*Stated task*
Identify and copy all lines of the material where the string "resources" is found.

━━ Exercise data ━━

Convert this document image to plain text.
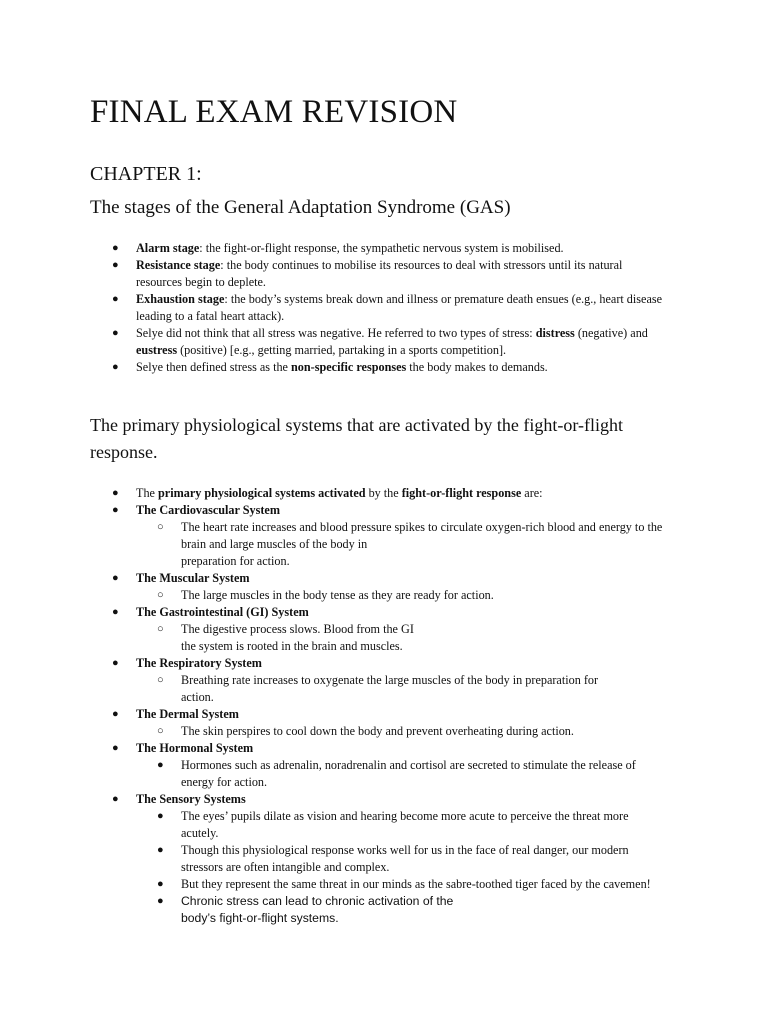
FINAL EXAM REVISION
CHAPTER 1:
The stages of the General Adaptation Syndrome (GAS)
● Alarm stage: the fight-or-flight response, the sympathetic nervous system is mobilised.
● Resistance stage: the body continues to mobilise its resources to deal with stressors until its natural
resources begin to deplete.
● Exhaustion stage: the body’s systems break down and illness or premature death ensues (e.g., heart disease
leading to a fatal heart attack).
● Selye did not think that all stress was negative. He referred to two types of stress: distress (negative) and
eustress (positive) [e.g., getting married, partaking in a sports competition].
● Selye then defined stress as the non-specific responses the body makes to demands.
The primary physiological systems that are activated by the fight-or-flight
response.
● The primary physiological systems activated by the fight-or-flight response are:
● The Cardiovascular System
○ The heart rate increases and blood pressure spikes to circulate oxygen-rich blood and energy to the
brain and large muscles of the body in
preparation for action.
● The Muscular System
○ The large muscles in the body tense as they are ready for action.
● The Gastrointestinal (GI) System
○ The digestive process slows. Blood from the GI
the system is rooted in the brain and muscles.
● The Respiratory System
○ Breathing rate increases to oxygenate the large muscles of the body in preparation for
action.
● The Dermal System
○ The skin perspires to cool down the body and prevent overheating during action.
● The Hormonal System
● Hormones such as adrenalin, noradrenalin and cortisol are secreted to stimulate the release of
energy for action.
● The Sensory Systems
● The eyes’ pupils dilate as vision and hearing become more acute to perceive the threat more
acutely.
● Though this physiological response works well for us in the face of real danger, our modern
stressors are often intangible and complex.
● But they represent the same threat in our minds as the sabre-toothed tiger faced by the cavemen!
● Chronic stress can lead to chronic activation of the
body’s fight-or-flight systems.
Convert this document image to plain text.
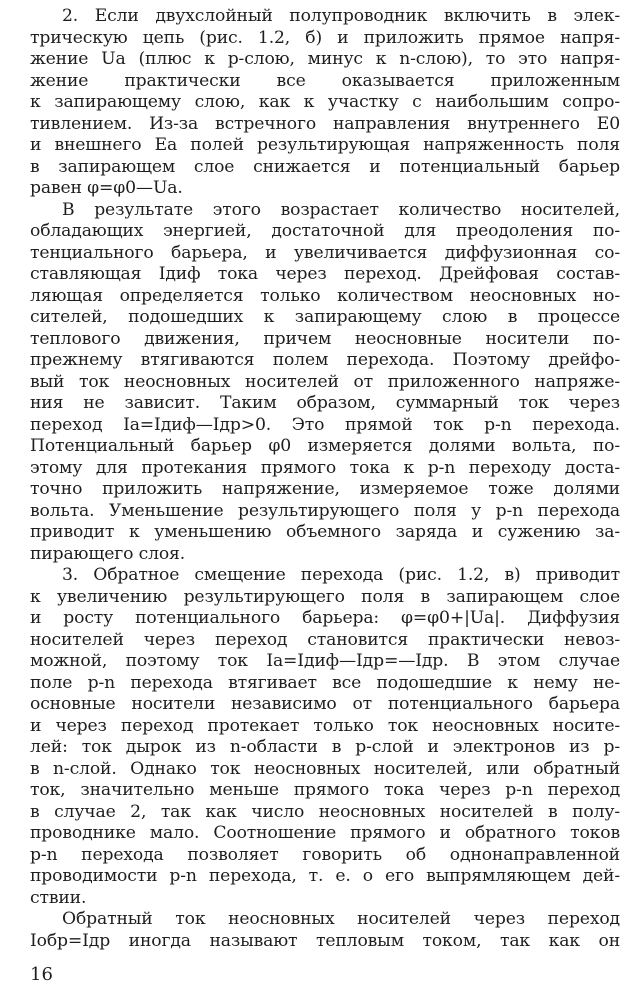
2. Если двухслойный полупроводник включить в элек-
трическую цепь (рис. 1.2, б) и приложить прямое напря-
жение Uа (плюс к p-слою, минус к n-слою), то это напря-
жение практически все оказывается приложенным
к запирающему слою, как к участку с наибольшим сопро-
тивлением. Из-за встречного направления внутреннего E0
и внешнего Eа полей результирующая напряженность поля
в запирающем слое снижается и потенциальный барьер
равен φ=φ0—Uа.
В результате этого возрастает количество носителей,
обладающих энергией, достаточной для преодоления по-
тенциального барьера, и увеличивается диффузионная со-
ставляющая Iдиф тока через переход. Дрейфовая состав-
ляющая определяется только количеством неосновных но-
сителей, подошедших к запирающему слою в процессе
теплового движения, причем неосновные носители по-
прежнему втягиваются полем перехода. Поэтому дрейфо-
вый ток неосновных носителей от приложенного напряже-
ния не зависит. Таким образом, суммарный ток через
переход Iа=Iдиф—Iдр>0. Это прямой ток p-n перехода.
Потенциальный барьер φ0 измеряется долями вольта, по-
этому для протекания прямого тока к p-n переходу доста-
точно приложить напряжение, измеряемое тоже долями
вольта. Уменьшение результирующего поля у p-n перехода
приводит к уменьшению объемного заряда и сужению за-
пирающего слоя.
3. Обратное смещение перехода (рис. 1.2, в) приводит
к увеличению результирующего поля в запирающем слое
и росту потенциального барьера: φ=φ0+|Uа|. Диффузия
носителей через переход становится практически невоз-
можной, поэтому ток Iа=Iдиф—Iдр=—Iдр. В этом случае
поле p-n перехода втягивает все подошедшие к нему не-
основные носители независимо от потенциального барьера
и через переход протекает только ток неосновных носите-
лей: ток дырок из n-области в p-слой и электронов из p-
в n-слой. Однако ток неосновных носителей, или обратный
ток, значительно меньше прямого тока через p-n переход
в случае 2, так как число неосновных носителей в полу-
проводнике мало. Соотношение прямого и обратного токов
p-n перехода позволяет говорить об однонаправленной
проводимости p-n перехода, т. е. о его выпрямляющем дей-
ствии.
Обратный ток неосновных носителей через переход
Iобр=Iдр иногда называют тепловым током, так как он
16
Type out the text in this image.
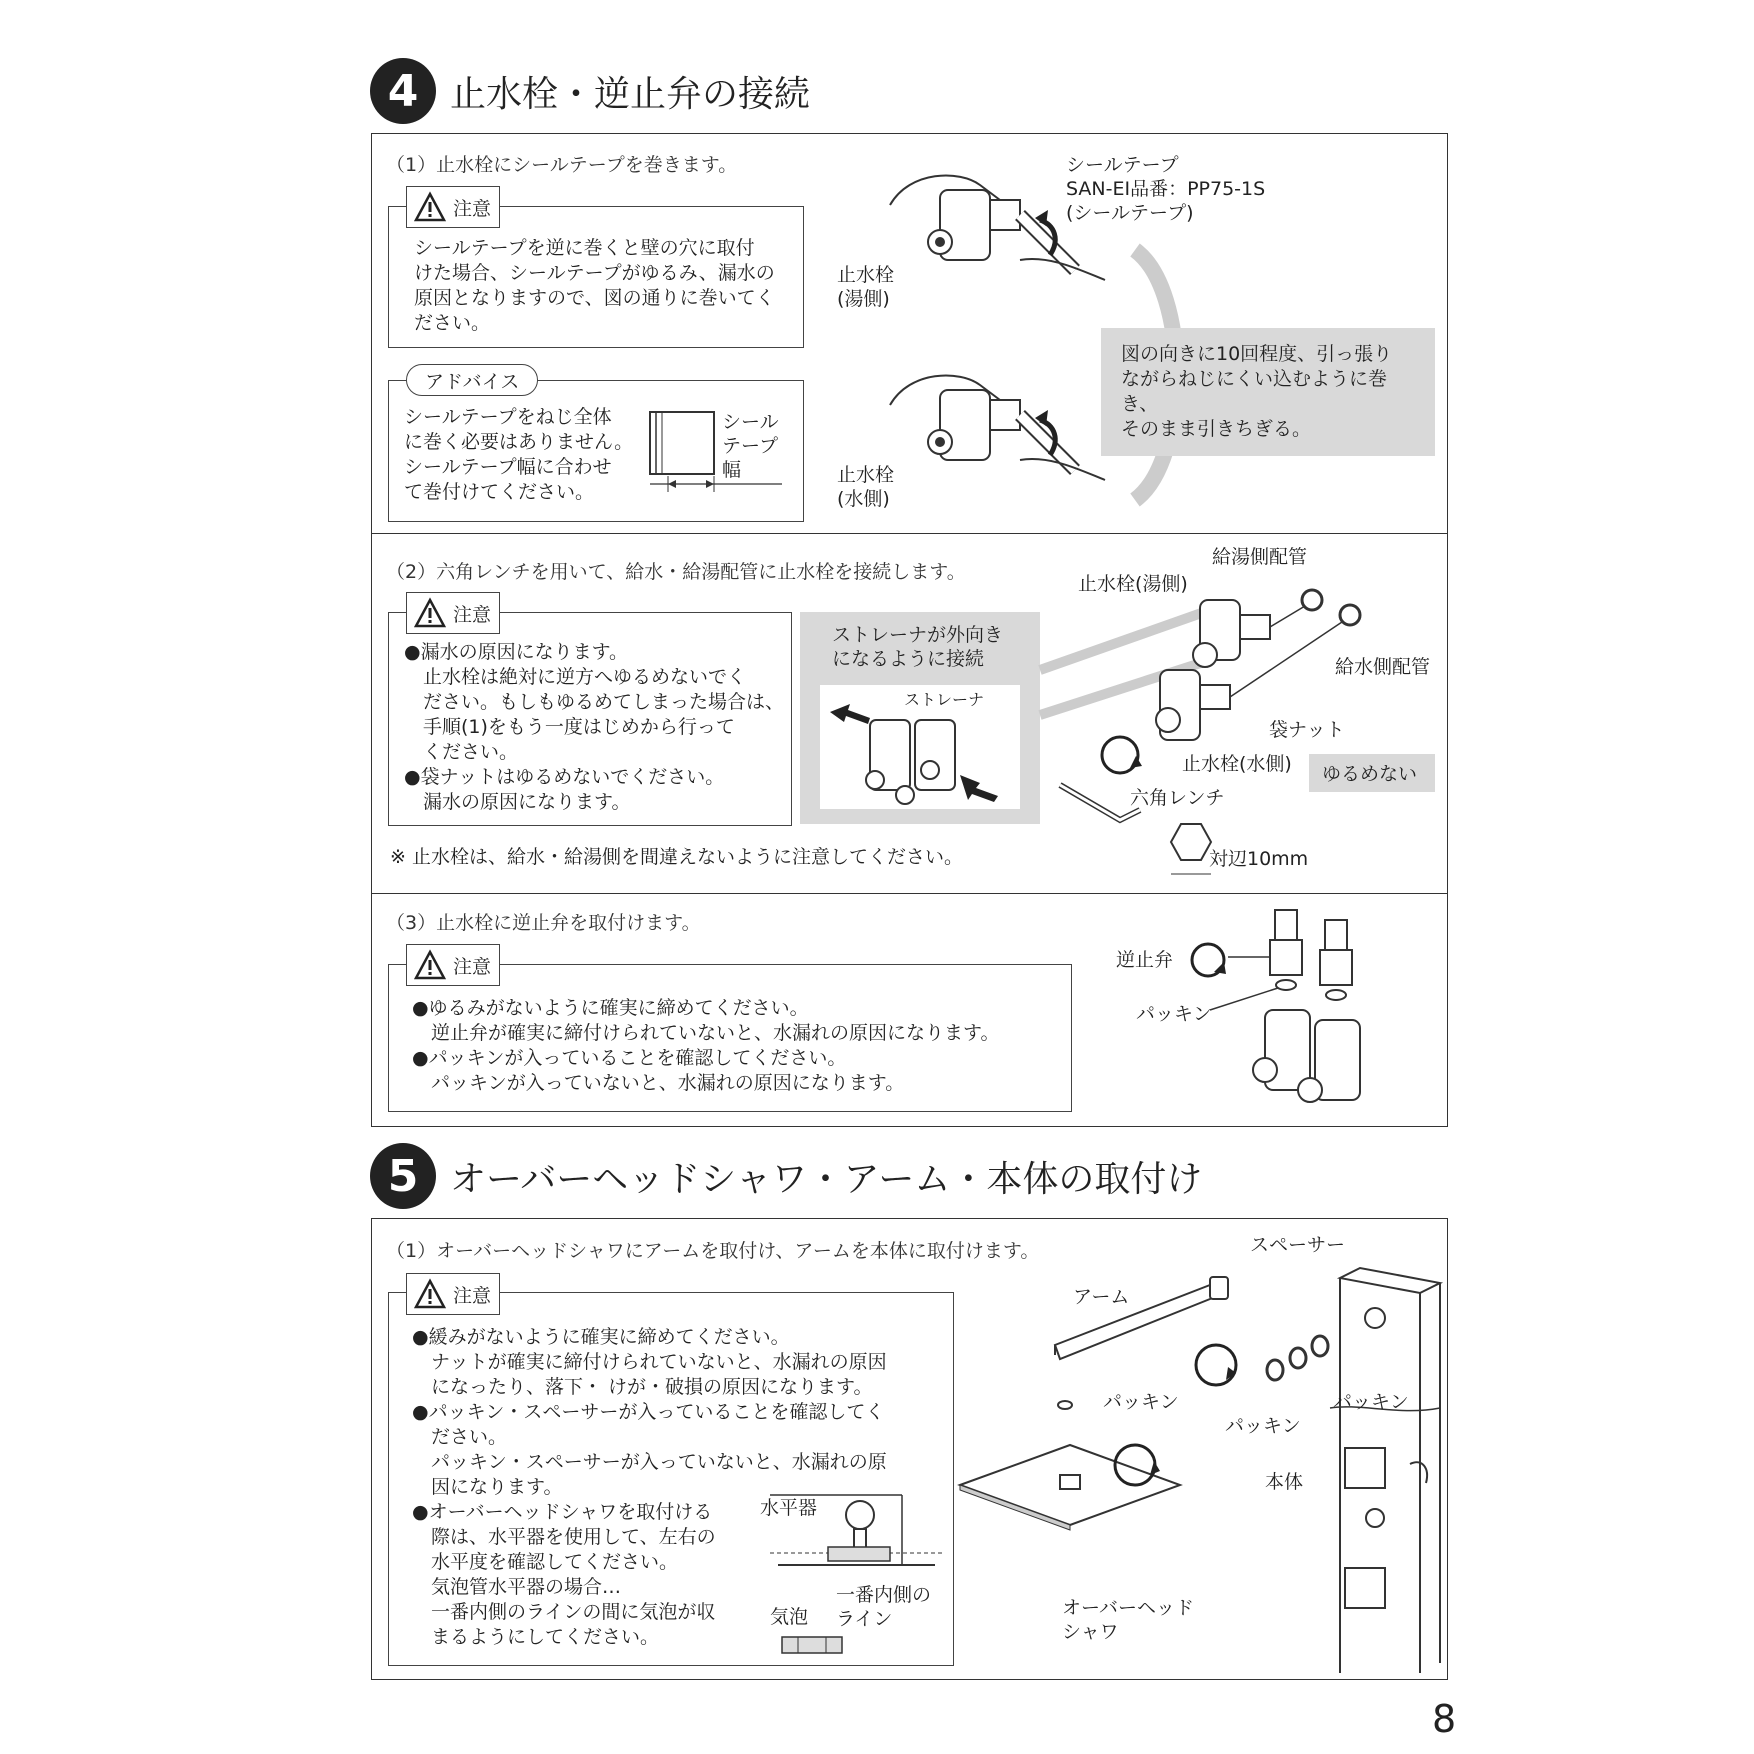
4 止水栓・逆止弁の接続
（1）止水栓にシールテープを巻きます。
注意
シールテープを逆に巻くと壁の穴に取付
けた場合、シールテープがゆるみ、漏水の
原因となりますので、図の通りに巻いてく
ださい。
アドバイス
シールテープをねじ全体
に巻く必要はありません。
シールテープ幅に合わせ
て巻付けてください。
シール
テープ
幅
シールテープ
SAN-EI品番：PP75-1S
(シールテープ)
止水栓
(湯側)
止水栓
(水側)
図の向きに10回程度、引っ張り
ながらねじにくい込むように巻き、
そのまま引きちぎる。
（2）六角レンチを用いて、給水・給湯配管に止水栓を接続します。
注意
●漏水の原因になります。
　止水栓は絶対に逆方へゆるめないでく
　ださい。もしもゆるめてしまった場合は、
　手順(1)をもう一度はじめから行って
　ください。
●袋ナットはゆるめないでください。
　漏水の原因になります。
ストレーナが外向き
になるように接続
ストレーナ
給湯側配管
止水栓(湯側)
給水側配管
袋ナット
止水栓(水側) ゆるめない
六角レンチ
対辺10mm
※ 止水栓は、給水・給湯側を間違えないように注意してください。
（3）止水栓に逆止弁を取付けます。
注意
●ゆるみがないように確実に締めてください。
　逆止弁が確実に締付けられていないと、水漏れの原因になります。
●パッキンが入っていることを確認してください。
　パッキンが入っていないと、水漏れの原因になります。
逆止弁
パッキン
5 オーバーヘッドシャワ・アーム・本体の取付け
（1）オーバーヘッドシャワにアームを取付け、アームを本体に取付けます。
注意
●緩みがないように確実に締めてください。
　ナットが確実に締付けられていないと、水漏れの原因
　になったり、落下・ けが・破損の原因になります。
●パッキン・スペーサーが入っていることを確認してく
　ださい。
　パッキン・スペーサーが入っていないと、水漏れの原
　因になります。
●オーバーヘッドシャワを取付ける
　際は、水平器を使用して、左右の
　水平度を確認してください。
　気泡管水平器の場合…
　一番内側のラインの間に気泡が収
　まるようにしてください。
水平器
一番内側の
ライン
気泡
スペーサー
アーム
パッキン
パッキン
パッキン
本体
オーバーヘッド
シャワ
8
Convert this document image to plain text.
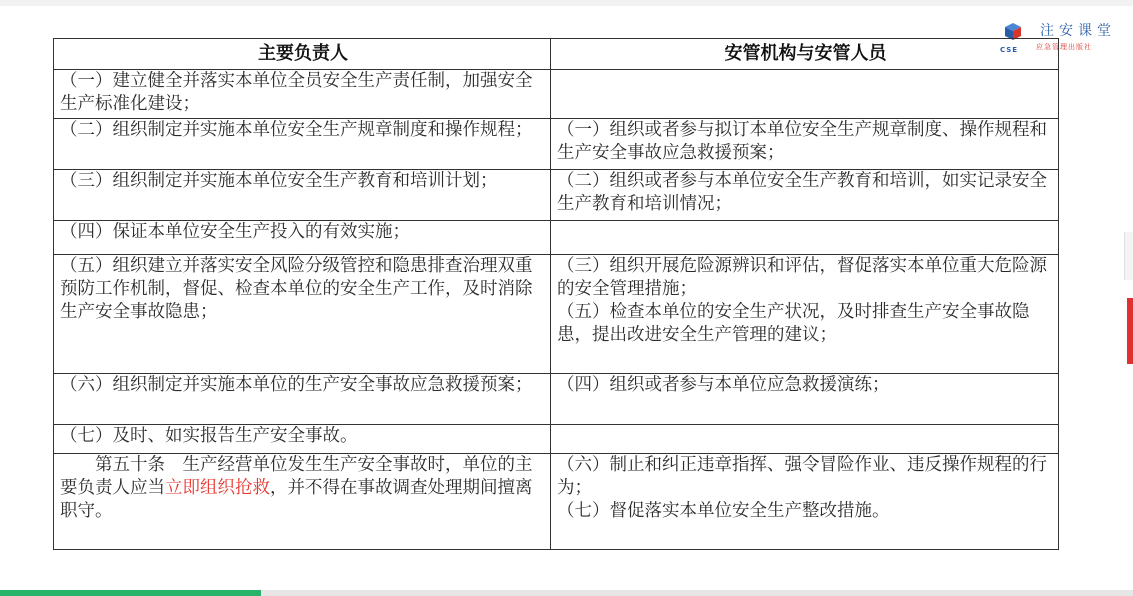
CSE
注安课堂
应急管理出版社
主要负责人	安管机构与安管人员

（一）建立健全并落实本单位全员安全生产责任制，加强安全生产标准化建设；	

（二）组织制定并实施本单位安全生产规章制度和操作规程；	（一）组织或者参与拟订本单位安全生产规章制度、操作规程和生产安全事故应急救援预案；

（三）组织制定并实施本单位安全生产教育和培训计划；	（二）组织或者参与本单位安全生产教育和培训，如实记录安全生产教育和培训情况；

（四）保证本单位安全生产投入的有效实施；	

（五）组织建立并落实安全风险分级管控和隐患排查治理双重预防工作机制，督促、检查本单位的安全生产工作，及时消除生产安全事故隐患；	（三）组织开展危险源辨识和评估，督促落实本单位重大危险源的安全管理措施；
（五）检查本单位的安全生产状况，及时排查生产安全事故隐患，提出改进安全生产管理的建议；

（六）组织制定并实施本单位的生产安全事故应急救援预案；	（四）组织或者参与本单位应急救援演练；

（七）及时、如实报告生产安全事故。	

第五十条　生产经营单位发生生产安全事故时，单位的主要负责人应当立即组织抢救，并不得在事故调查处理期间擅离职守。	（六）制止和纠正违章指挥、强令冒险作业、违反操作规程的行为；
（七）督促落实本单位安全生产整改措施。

━━━

*Right answer*
● Resistance stage: the body continues to mobilise its resources to deal with stressors until its natural
resources begin to deplete.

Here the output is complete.